[Start]

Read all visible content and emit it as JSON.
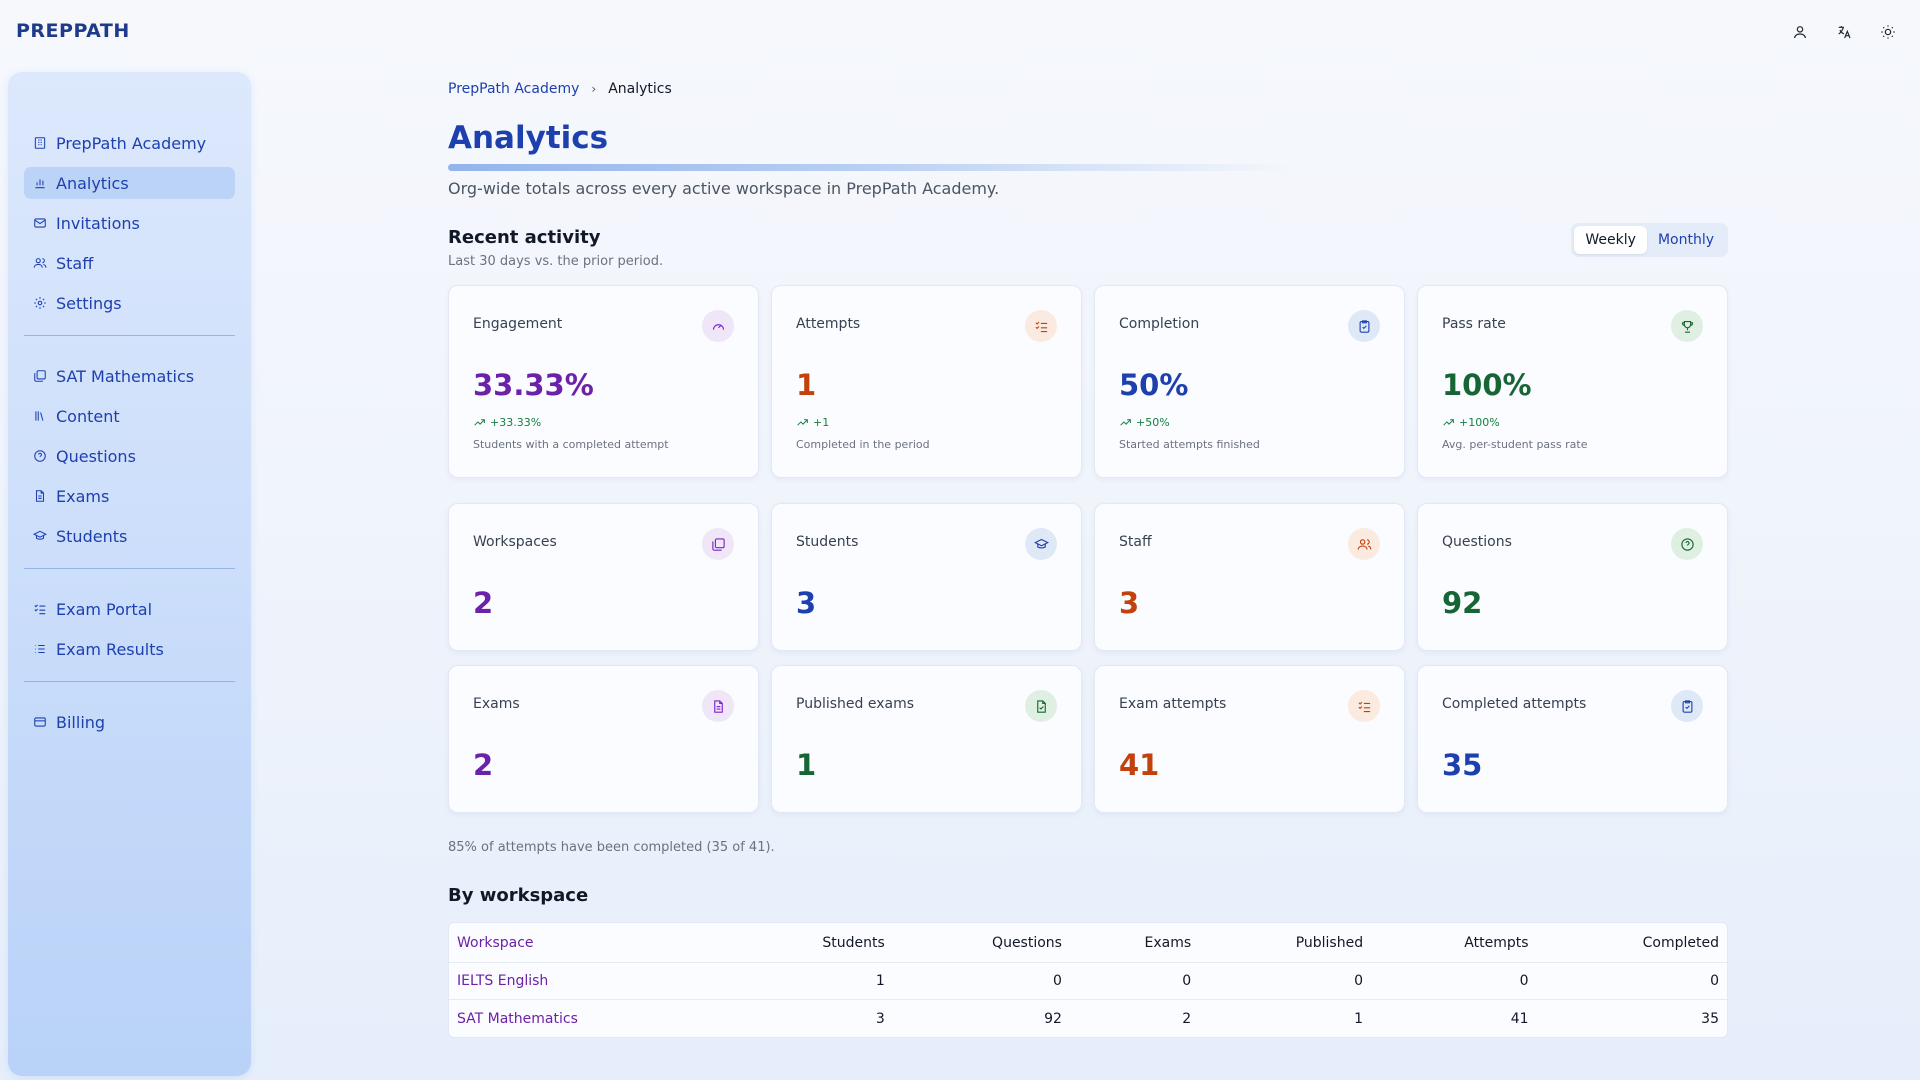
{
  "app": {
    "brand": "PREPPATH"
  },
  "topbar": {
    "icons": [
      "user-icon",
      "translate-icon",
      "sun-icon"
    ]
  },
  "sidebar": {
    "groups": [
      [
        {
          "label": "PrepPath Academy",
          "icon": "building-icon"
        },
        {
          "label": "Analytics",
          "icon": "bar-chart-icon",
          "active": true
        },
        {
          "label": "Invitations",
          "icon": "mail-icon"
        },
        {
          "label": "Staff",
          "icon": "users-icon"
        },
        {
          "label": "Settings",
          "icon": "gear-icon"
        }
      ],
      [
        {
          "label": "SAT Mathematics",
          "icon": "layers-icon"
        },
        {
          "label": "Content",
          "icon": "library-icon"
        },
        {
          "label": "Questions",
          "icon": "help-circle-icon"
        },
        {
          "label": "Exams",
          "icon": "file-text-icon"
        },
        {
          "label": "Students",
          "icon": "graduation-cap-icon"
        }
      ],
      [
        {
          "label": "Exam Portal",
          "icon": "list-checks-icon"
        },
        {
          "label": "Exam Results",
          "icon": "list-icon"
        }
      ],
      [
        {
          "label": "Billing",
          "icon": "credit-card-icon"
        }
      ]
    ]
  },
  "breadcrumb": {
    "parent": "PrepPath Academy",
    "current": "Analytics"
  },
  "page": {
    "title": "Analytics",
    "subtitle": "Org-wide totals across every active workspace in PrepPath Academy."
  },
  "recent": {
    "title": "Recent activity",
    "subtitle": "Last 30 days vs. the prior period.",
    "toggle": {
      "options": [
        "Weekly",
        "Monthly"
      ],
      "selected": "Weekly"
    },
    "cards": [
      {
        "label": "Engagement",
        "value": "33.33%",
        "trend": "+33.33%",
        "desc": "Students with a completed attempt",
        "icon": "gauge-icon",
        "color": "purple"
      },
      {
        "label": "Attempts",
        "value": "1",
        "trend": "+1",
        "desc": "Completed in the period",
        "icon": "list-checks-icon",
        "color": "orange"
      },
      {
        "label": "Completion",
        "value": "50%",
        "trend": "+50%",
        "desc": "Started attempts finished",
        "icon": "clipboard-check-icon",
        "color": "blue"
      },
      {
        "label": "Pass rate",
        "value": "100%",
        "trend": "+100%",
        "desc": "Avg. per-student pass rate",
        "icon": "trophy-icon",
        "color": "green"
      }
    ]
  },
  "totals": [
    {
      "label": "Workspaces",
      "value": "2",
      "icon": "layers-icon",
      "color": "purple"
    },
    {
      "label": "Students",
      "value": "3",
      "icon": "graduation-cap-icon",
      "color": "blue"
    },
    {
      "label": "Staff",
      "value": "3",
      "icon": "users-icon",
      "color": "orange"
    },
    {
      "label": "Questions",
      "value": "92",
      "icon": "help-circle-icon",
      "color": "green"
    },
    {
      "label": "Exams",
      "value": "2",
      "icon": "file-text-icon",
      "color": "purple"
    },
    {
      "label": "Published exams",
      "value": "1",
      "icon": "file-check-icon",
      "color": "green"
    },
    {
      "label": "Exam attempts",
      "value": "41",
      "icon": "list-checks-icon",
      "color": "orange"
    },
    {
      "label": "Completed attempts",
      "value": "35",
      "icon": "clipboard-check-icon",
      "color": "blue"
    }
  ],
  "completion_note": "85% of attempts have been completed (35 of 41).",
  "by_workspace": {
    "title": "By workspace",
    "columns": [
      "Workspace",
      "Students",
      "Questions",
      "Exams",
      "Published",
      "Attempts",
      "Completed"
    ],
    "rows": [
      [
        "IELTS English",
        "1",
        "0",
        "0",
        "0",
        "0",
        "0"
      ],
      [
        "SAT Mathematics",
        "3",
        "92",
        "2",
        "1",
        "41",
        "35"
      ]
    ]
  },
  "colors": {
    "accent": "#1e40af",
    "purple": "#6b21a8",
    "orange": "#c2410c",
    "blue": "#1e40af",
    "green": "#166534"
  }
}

[End]
[Start]

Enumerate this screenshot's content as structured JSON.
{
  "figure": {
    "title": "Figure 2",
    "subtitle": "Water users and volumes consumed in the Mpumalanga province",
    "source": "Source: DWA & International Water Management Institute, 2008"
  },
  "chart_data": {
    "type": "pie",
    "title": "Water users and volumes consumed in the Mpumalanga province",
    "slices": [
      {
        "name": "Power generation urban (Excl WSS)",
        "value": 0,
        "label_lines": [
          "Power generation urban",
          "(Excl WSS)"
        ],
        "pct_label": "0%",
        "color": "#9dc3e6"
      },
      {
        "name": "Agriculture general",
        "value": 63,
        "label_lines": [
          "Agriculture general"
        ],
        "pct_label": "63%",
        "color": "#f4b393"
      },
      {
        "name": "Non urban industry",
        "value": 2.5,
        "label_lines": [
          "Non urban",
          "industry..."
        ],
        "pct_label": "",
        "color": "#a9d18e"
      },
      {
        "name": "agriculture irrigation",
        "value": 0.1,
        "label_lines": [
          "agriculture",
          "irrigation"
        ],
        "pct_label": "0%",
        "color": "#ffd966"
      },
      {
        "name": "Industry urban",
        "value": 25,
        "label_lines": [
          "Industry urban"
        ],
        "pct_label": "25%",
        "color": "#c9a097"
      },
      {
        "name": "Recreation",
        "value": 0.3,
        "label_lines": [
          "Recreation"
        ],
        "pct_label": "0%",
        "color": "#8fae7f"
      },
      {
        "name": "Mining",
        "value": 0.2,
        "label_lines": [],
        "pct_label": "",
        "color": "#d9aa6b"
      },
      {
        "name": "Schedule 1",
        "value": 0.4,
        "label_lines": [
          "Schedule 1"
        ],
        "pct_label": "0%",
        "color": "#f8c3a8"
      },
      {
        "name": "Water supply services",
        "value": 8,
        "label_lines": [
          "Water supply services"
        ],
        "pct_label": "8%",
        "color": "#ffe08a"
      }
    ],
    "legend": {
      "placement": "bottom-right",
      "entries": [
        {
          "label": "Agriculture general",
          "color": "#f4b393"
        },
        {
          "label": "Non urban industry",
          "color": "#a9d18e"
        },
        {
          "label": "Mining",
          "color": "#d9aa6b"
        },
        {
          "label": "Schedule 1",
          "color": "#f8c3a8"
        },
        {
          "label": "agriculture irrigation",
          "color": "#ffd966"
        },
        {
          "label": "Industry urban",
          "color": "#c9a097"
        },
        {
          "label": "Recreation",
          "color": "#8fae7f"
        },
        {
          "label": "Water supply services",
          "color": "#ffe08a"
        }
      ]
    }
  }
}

[End]
[Start]

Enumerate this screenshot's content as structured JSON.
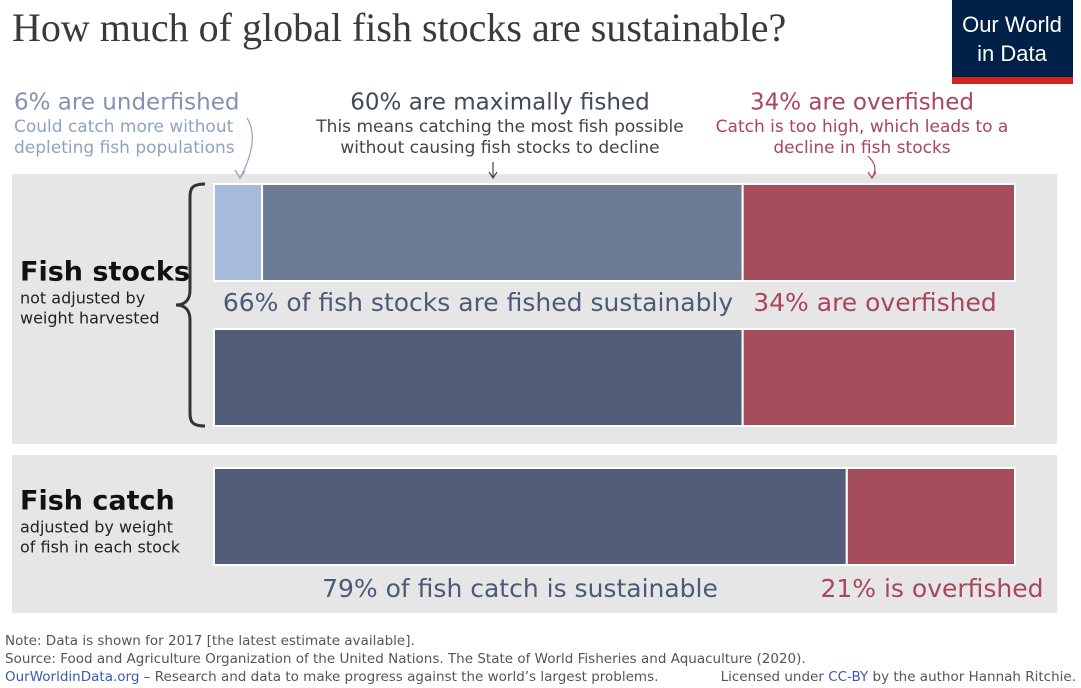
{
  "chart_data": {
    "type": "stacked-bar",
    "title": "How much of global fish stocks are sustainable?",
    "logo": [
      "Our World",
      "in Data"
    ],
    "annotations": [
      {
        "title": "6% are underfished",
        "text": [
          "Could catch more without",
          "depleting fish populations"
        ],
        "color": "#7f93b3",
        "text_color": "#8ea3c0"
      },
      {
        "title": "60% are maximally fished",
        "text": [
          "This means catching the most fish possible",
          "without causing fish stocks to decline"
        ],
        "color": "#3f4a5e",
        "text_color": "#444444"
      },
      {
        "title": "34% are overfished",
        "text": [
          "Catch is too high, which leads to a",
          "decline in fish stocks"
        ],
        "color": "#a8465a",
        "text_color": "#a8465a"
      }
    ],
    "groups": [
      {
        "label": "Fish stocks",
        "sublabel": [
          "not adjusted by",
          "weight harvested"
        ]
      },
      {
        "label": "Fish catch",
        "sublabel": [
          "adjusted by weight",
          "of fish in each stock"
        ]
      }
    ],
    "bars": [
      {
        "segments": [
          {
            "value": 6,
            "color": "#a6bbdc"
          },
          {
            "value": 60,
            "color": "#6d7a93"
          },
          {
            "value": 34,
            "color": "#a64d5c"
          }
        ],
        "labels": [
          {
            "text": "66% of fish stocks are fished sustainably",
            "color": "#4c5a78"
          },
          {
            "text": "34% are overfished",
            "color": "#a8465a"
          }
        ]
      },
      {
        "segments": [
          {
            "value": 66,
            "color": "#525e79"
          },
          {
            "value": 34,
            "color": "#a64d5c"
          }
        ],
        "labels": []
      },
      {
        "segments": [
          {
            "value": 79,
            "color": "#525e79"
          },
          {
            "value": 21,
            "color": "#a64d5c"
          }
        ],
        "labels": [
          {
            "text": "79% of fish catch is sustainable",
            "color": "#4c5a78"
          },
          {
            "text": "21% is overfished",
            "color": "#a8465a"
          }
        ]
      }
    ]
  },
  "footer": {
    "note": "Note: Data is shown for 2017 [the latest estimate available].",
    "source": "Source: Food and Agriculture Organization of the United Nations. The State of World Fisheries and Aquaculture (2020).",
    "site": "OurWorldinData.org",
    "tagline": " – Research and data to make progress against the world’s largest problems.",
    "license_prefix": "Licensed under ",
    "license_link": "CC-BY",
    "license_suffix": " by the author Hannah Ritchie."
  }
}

[End]

* What you need to do: Write out each line of the data that holds the string "source".

* Answer for this exercise:
    "source": "Source: DWA & International Water Management Institute, 2008"
    "source": "Source: Food and Agriculture Organization of the United Nations. The State of World Fisheries and Aquaculture (2020).",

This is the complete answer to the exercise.